▶ Task:
Print out the material that follows word for word.
_ _ _ _ _
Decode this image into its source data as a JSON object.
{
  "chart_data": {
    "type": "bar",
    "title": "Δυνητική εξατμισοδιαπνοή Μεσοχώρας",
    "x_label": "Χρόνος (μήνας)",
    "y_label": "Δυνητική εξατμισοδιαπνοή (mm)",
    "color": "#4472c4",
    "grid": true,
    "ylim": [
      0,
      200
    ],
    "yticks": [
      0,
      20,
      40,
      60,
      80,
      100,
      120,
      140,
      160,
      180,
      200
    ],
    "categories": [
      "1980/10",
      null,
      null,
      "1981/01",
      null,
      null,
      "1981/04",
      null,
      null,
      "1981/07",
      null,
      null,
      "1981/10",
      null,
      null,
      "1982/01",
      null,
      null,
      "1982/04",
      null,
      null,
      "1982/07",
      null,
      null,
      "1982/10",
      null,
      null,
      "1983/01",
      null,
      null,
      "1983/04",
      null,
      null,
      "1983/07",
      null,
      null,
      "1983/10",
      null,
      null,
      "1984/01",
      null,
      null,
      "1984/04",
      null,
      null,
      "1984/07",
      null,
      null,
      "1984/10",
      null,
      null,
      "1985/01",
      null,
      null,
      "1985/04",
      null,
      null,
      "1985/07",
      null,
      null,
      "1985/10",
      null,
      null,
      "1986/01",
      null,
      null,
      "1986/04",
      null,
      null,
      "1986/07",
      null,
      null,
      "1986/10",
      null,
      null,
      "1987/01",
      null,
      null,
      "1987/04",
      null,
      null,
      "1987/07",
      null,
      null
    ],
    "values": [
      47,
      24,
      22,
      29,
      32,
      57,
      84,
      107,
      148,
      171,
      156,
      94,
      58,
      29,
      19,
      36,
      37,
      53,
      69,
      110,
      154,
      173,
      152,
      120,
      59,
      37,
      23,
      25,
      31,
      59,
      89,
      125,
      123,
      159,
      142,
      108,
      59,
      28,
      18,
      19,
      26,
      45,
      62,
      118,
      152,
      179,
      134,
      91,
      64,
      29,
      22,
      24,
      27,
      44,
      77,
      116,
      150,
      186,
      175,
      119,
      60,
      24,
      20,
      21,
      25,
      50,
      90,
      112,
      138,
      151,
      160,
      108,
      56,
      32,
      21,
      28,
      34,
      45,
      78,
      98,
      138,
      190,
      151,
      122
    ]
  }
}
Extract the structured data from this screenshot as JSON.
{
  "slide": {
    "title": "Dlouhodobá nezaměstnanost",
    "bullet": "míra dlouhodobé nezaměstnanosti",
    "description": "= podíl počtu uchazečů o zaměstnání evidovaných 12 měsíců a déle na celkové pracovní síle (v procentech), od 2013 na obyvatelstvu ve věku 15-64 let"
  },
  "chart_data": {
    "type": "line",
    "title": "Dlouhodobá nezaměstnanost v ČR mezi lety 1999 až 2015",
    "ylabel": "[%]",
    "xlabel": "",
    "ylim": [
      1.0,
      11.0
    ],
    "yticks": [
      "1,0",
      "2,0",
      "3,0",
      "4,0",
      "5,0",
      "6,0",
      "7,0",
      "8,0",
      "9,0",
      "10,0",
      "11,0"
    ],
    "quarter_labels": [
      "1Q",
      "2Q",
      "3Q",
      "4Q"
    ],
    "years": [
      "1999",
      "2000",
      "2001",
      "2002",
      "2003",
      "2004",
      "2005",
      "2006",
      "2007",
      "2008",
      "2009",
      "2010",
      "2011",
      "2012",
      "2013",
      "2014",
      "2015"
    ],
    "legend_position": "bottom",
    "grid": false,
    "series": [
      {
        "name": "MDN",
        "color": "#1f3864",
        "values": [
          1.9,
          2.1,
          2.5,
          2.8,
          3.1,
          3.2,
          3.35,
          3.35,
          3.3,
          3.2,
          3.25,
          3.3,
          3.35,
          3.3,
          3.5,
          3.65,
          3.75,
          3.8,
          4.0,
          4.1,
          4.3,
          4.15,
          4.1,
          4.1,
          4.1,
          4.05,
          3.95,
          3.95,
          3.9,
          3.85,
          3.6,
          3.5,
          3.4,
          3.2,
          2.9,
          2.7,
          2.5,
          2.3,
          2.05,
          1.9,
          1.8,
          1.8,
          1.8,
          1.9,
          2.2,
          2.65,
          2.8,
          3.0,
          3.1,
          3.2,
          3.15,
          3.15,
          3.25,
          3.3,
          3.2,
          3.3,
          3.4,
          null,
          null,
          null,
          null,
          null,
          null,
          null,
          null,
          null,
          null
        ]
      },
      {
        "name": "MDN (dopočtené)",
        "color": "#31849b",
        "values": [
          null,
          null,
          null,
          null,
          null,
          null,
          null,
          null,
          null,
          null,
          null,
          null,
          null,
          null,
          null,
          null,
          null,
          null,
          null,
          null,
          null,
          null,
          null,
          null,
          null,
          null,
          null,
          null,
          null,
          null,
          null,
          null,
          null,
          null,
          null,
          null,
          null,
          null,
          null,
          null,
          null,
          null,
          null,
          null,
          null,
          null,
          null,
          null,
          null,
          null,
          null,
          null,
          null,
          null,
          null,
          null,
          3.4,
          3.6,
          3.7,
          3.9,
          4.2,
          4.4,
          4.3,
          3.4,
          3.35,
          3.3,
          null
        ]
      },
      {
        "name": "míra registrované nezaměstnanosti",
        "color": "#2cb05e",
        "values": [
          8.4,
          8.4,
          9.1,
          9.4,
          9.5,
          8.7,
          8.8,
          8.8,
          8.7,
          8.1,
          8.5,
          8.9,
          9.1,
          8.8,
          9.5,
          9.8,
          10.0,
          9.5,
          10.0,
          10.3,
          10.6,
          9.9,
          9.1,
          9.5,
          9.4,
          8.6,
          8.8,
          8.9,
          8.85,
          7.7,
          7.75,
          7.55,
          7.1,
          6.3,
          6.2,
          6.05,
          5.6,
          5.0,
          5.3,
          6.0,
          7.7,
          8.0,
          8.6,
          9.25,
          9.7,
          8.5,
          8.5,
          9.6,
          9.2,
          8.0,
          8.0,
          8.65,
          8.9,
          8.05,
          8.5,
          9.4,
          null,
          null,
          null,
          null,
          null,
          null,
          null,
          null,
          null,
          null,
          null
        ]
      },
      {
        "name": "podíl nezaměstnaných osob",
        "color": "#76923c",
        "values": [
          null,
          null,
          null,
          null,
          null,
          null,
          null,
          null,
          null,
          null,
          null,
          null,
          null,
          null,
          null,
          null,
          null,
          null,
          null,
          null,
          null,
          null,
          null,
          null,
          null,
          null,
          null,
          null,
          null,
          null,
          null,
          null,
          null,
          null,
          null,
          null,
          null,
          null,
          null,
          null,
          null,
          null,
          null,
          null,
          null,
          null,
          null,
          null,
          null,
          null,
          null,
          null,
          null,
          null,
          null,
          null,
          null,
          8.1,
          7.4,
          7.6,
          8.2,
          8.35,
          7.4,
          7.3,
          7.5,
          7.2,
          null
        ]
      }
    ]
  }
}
_ _ _ _ _
▶ Written answer:
Decode this image into its source data as a JSON object.
{
  "chart_data": {
    "type": "bar",
    "title": "Δυνητική εξατμισοδιαπνοή Μεσοχώρας",
    "x_label": "Χρόνος (μήνας)",
    "y_label": "Δυνητική εξατμισοδιαπνοή (mm)",
    "color": "#4472c4",
    "grid": true,
    "ylim": [
      0,
      200
    ],
    "yticks": [
      0,
      20,
      40,
      60,
      80,
      100,
      120,
      140,
      160,
      180,
      200
    ],
    "categories": [
      "1980/10",
      null,
      null,
      "1981/01",
      null,
      null,
      "1981/04",
      null,
      null,
      "1981/07",
      null,
      null,
      "1981/10",
      null,
      null,
      "1982/01",
      null,
      null,
      "1982/04",
      null,
      null,
      "1982/07",
      null,
      null,
      "1982/10",
      null,
      null,
      "1983/01",
      null,
      null,
      "1983/04",
      null,
      null,
      "1983/07",
      null,
      null,
      "1983/10",
      null,
      null,
      "1984/01",
      null,
      null,
      "1984/04",
      null,
      null,
      "1984/07",
      null,
      null,
      "1984/10",
      null,
      null,
      "1985/01",
      null,
      null,
      "1985/04",
      null,
      null,
      "1985/07",
      null,
      null,
      "1985/10",
      null,
      null,
      "1986/01",
      null,
      null,
      "1986/04",
      null,
      null,
      "1986/07",
      null,
      null,
      "1986/10",
      null,
      null,
      "1987/01",
      null,
      null,
      "1987/04",
      null,
      null,
      "1987/07",
      null,
      null
    ],
    "values": [
      47,
      24,
      22,
      29,
      32,
      57,
      84,
      107,
      148,
      171,
      156,
      94,
      58,
      29,
      19,
      36,
      37,
      53,
      69,
      110,
      154,
      173,
      152,
      120,
      59,
      37,
      23,
      25,
      31,
      59,
      89,
      125,
      123,
      159,
      142,
      108,
      59,
      28,
      18,
      19,
      26,
      45,
      62,
      118,
      152,
      179,
      134,
      91,
      64,
      29,
      22,
      24,
      27,
      44,
      77,
      116,
      150,
      186,
      175,
      119,
      60,
      24,
      20,
      21,
      25,
      50,
      90,
      112,
      138,
      151,
      160,
      108,
      56,
      32,
      21,
      28,
      34,
      45,
      78,
      98,
      138,
      190,
      151,
      122
    ]
  }
}
Extract the structured data from this screenshot as JSON.
{
  "slide": {
    "title": "Dlouhodobá nezaměstnanost",
    "bullet": "míra dlouhodobé nezaměstnanosti",
    "description": "= podíl počtu uchazečů o zaměstnání evidovaných 12 měsíců a déle na celkové pracovní síle (v procentech), od 2013 na obyvatelstvu ve věku 15-64 let"
  },
  "chart_data": {
    "type": "line",
    "title": "Dlouhodobá nezaměstnanost v ČR mezi lety 1999 až 2015",
    "ylabel": "[%]",
    "xlabel": "",
    "ylim": [
      1.0,
      11.0
    ],
    "yticks": [
      "1,0",
      "2,0",
      "3,0",
      "4,0",
      "5,0",
      "6,0",
      "7,0",
      "8,0",
      "9,0",
      "10,0",
      "11,0"
    ],
    "quarter_labels": [
      "1Q",
      "2Q",
      "3Q",
      "4Q"
    ],
    "years": [
      "1999",
      "2000",
      "2001",
      "2002",
      "2003",
      "2004",
      "2005",
      "2006",
      "2007",
      "2008",
      "2009",
      "2010",
      "2011",
      "2012",
      "2013",
      "2014",
      "2015"
    ],
    "legend_position": "bottom",
    "grid": false,
    "series": [
      {
        "name": "MDN",
        "color": "#1f3864",
        "values": [
          1.9,
          2.1,
          2.5,
          2.8,
          3.1,
          3.2,
          3.35,
          3.35,
          3.3,
          3.2,
          3.25,
          3.3,
          3.35,
          3.3,
          3.5,
          3.65,
          3.75,
          3.8,
          4.0,
          4.1,
          4.3,
          4.15,
          4.1,
          4.1,
          4.1,
          4.05,
          3.95,
          3.95,
          3.9,
          3.85,
          3.6,
          3.5,
          3.4,
          3.2,
          2.9,
          2.7,
          2.5,
          2.3,
          2.05,
          1.9,
          1.8,
          1.8,
          1.8,
          1.9,
          2.2,
          2.65,
          2.8,
          3.0,
          3.1,
          3.2,
          3.15,
          3.15,
          3.25,
          3.3,
          3.2,
          3.3,
          3.4,
          null,
          null,
          null,
          null,
          null,
          null,
          null,
          null,
          null,
          null
        ]
      },
      {
        "name": "MDN (dopočtené)",
        "color": "#31849b",
        "values": [
          null,
          null,
          null,
          null,
          null,
          null,
          null,
          null,
          null,
          null,
          null,
          null,
          null,
          null,
          null,
          null,
          null,
          null,
          null,
          null,
          null,
          null,
          null,
          null,
          null,
          null,
          null,
          null,
          null,
          null,
          null,
          null,
          null,
          null,
          null,
          null,
          null,
          null,
          null,
          null,
          null,
          null,
          null,
          null,
          null,
          null,
          null,
          null,
          null,
          null,
          null,
          null,
          null,
          null,
          null,
          null,
          3.4,
          3.6,
          3.7,
          3.9,
          4.2,
          4.4,
          4.3,
          3.4,
          3.35,
          3.3,
          null
        ]
      },
      {
        "name": "míra registrované nezaměstnanosti",
        "color": "#2cb05e",
        "values": [
          8.4,
          8.4,
          9.1,
          9.4,
          9.5,
          8.7,
          8.8,
          8.8,
          8.7,
          8.1,
          8.5,
          8.9,
          9.1,
          8.8,
          9.5,
          9.8,
          10.0,
          9.5,
          10.0,
          10.3,
          10.6,
          9.9,
          9.1,
          9.5,
          9.4,
          8.6,
          8.8,
          8.9,
          8.85,
          7.7,
          7.75,
          7.55,
          7.1,
          6.3,
          6.2,
          6.05,
          5.6,
          5.0,
          5.3,
          6.0,
          7.7,
          8.0,
          8.6,
          9.25,
          9.7,
          8.5,
          8.5,
          9.6,
          9.2,
          8.0,
          8.0,
          8.65,
          8.9,
          8.05,
          8.5,
          9.4,
          null,
          null,
          null,
          null,
          null,
          null,
          null,
          null,
          null,
          null,
          null
        ]
      },
      {
        "name": "podíl nezaměstnaných osob",
        "color": "#76923c",
        "values": [
          null,
          null,
          null,
          null,
          null,
          null,
          null,
          null,
          null,
          null,
          null,
          null,
          null,
          null,
          null,
          null,
          null,
          null,
          null,
          null,
          null,
          null,
          null,
          null,
          null,
          null,
          null,
          null,
          null,
          null,
          null,
          null,
          null,
          null,
          null,
          null,
          null,
          null,
          null,
          null,
          null,
          null,
          null,
          null,
          null,
          null,
          null,
          null,
          null,
          null,
          null,
          null,
          null,
          null,
          null,
          null,
          null,
          8.1,
          7.4,
          7.6,
          8.2,
          8.35,
          7.4,
          7.3,
          7.5,
          7.2,
          null
        ]
      }
    ]
  }
}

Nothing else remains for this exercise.